Items -
+--

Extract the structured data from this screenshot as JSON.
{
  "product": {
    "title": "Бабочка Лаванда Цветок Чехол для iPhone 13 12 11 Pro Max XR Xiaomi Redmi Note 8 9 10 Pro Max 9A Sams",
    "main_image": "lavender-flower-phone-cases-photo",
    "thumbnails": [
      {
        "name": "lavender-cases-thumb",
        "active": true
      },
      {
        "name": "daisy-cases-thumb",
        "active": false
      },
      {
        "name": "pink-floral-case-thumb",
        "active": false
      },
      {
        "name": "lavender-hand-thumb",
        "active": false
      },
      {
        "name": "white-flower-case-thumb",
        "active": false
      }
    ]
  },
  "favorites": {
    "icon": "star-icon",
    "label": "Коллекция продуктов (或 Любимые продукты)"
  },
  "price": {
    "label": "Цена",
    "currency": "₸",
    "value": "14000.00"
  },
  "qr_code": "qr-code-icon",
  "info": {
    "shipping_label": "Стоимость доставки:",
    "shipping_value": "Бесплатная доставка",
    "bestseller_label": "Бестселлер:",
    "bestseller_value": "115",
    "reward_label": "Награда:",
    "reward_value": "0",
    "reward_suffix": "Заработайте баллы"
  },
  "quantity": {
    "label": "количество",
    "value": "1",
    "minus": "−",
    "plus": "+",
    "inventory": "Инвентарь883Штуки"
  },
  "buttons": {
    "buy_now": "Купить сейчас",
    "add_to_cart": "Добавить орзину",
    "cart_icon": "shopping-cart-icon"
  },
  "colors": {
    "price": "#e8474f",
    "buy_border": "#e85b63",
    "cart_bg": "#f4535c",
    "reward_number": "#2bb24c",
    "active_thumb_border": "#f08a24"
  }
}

+--

Task to complete - Copy out the material above in its entirety. Every detail must match.

Response -
Extract the structured data from this screenshot as JSON.
{
  "product": {
    "title": "Бабочка Лаванда Цветок Чехол для iPhone 13 12 11 Pro Max XR Xiaomi Redmi Note 8 9 10 Pro Max 9A Sams",
    "main_image": "lavender-flower-phone-cases-photo",
    "thumbnails": [
      {
        "name": "lavender-cases-thumb",
        "active": true
      },
      {
        "name": "daisy-cases-thumb",
        "active": false
      },
      {
        "name": "pink-floral-case-thumb",
        "active": false
      },
      {
        "name": "lavender-hand-thumb",
        "active": false
      },
      {
        "name": "white-flower-case-thumb",
        "active": false
      }
    ]
  },
  "favorites": {
    "icon": "star-icon",
    "label": "Коллекция продуктов (或 Любимые продукты)"
  },
  "price": {
    "label": "Цена",
    "currency": "₸",
    "value": "14000.00"
  },
  "qr_code": "qr-code-icon",
  "info": {
    "shipping_label": "Стоимость доставки:",
    "shipping_value": "Бесплатная доставка",
    "bestseller_label": "Бестселлер:",
    "bestseller_value": "115",
    "reward_label": "Награда:",
    "reward_value": "0",
    "reward_suffix": "Заработайте баллы"
  },
  "quantity": {
    "label": "количество",
    "value": "1",
    "minus": "−",
    "plus": "+",
    "inventory": "Инвентарь883Штуки"
  },
  "buttons": {
    "buy_now": "Купить сейчас",
    "add_to_cart": "Добавить орзину",
    "cart_icon": "shopping-cart-icon"
  },
  "colors": {
    "price": "#e8474f",
    "buy_border": "#e85b63",
    "cart_bg": "#f4535c",
    "reward_number": "#2bb24c",
    "active_thumb_border": "#f08a24"
  }
}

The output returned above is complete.